### Your instructions
Copy out the complete listing, word for word.

### Provided records
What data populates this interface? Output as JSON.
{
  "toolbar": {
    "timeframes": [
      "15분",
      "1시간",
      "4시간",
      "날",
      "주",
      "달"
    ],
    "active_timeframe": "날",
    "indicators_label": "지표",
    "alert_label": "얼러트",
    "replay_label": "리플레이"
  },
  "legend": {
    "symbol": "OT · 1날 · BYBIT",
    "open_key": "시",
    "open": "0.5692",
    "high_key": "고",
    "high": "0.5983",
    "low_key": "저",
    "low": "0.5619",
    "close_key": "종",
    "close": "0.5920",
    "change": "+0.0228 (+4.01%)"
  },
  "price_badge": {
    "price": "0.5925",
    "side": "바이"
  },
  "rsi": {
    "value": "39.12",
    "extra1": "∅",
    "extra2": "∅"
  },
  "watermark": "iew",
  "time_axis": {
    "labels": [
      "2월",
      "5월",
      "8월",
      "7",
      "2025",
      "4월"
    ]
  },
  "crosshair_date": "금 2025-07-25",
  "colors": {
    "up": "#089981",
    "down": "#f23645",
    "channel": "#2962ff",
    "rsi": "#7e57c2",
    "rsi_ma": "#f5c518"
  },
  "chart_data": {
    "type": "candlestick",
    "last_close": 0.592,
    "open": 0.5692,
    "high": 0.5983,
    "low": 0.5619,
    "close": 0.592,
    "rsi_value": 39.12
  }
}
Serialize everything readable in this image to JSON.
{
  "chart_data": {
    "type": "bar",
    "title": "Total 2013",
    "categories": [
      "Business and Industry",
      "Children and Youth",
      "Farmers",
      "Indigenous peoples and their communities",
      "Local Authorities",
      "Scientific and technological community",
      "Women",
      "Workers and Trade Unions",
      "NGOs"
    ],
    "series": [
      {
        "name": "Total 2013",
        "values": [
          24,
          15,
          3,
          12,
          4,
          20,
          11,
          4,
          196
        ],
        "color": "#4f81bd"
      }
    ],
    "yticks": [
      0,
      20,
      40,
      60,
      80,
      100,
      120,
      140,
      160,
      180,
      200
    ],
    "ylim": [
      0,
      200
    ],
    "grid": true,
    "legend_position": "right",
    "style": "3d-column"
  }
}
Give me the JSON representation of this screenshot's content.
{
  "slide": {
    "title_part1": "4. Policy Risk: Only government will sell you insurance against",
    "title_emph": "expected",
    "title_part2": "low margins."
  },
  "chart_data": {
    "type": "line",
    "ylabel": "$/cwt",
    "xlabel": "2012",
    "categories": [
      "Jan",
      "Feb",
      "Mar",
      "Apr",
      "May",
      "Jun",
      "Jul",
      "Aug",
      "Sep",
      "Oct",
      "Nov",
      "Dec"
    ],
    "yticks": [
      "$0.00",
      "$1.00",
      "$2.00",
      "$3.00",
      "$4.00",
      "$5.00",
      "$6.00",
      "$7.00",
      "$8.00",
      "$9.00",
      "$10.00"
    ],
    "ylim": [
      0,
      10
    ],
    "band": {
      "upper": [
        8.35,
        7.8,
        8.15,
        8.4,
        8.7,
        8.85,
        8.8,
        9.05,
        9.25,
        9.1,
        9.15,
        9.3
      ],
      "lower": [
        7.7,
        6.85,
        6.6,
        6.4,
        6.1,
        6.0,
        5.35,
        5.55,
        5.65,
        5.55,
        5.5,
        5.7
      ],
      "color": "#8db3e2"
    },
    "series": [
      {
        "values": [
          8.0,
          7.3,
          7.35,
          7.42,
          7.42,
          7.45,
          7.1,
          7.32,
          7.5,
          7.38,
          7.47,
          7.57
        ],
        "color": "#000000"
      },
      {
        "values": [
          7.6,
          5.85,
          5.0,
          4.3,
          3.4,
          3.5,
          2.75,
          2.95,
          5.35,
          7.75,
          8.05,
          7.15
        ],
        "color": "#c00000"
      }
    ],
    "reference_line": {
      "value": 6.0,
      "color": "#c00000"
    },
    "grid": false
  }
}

### Task answer
What data populates this interface? Output as JSON.
{
  "toolbar": {
    "timeframes": [
      "15분",
      "1시간",
      "4시간",
      "날",
      "주",
      "달"
    ],
    "active_timeframe": "날",
    "indicators_label": "지표",
    "alert_label": "얼러트",
    "replay_label": "리플레이"
  },
  "legend": {
    "symbol": "OT · 1날 · BYBIT",
    "open_key": "시",
    "open": "0.5692",
    "high_key": "고",
    "high": "0.5983",
    "low_key": "저",
    "low": "0.5619",
    "close_key": "종",
    "close": "0.5920",
    "change": "+0.0228 (+4.01%)"
  },
  "price_badge": {
    "price": "0.5925",
    "side": "바이"
  },
  "rsi": {
    "value": "39.12",
    "extra1": "∅",
    "extra2": "∅"
  },
  "watermark": "iew",
  "time_axis": {
    "labels": [
      "2월",
      "5월",
      "8월",
      "7",
      "2025",
      "4월"
    ]
  },
  "crosshair_date": "금 2025-07-25",
  "colors": {
    "up": "#089981",
    "down": "#f23645",
    "channel": "#2962ff",
    "rsi": "#7e57c2",
    "rsi_ma": "#f5c518"
  },
  "chart_data": {
    "type": "candlestick",
    "last_close": 0.592,
    "open": 0.5692,
    "high": 0.5983,
    "low": 0.5619,
    "close": 0.592,
    "rsi_value": 39.12
  }
}
Serialize everything readable in this image to JSON.
{
  "chart_data": {
    "type": "bar",
    "title": "Total 2013",
    "categories": [
      "Business and Industry",
      "Children and Youth",
      "Farmers",
      "Indigenous peoples and their communities",
      "Local Authorities",
      "Scientific and technological community",
      "Women",
      "Workers and Trade Unions",
      "NGOs"
    ],
    "series": [
      {
        "name": "Total 2013",
        "values": [
          24,
          15,
          3,
          12,
          4,
          20,
          11,
          4,
          196
        ],
        "color": "#4f81bd"
      }
    ],
    "yticks": [
      0,
      20,
      40,
      60,
      80,
      100,
      120,
      140,
      160,
      180,
      200
    ],
    "ylim": [
      0,
      200
    ],
    "grid": true,
    "legend_position": "right",
    "style": "3d-column"
  }
}
Give me the JSON representation of this screenshot's content.
{
  "slide": {
    "title_part1": "4. Policy Risk: Only government will sell you insurance against",
    "title_emph": "expected",
    "title_part2": "low margins."
  },
  "chart_data": {
    "type": "line",
    "ylabel": "$/cwt",
    "xlabel": "2012",
    "categories": [
      "Jan",
      "Feb",
      "Mar",
      "Apr",
      "May",
      "Jun",
      "Jul",
      "Aug",
      "Sep",
      "Oct",
      "Nov",
      "Dec"
    ],
    "yticks": [
      "$0.00",
      "$1.00",
      "$2.00",
      "$3.00",
      "$4.00",
      "$5.00",
      "$6.00",
      "$7.00",
      "$8.00",
      "$9.00",
      "$10.00"
    ],
    "ylim": [
      0,
      10
    ],
    "band": {
      "upper": [
        8.35,
        7.8,
        8.15,
        8.4,
        8.7,
        8.85,
        8.8,
        9.05,
        9.25,
        9.1,
        9.15,
        9.3
      ],
      "lower": [
        7.7,
        6.85,
        6.6,
        6.4,
        6.1,
        6.0,
        5.35,
        5.55,
        5.65,
        5.55,
        5.5,
        5.7
      ],
      "color": "#8db3e2"
    },
    "series": [
      {
        "values": [
          8.0,
          7.3,
          7.35,
          7.42,
          7.42,
          7.45,
          7.1,
          7.32,
          7.5,
          7.38,
          7.47,
          7.57
        ],
        "color": "#000000"
      },
      {
        "values": [
          7.6,
          5.85,
          5.0,
          4.3,
          3.4,
          3.5,
          2.75,
          2.95,
          5.35,
          7.75,
          8.05,
          7.15
        ],
        "color": "#c00000"
      }
    ],
    "reference_line": {
      "value": 6.0,
      "color": "#c00000"
    },
    "grid": false
  }
}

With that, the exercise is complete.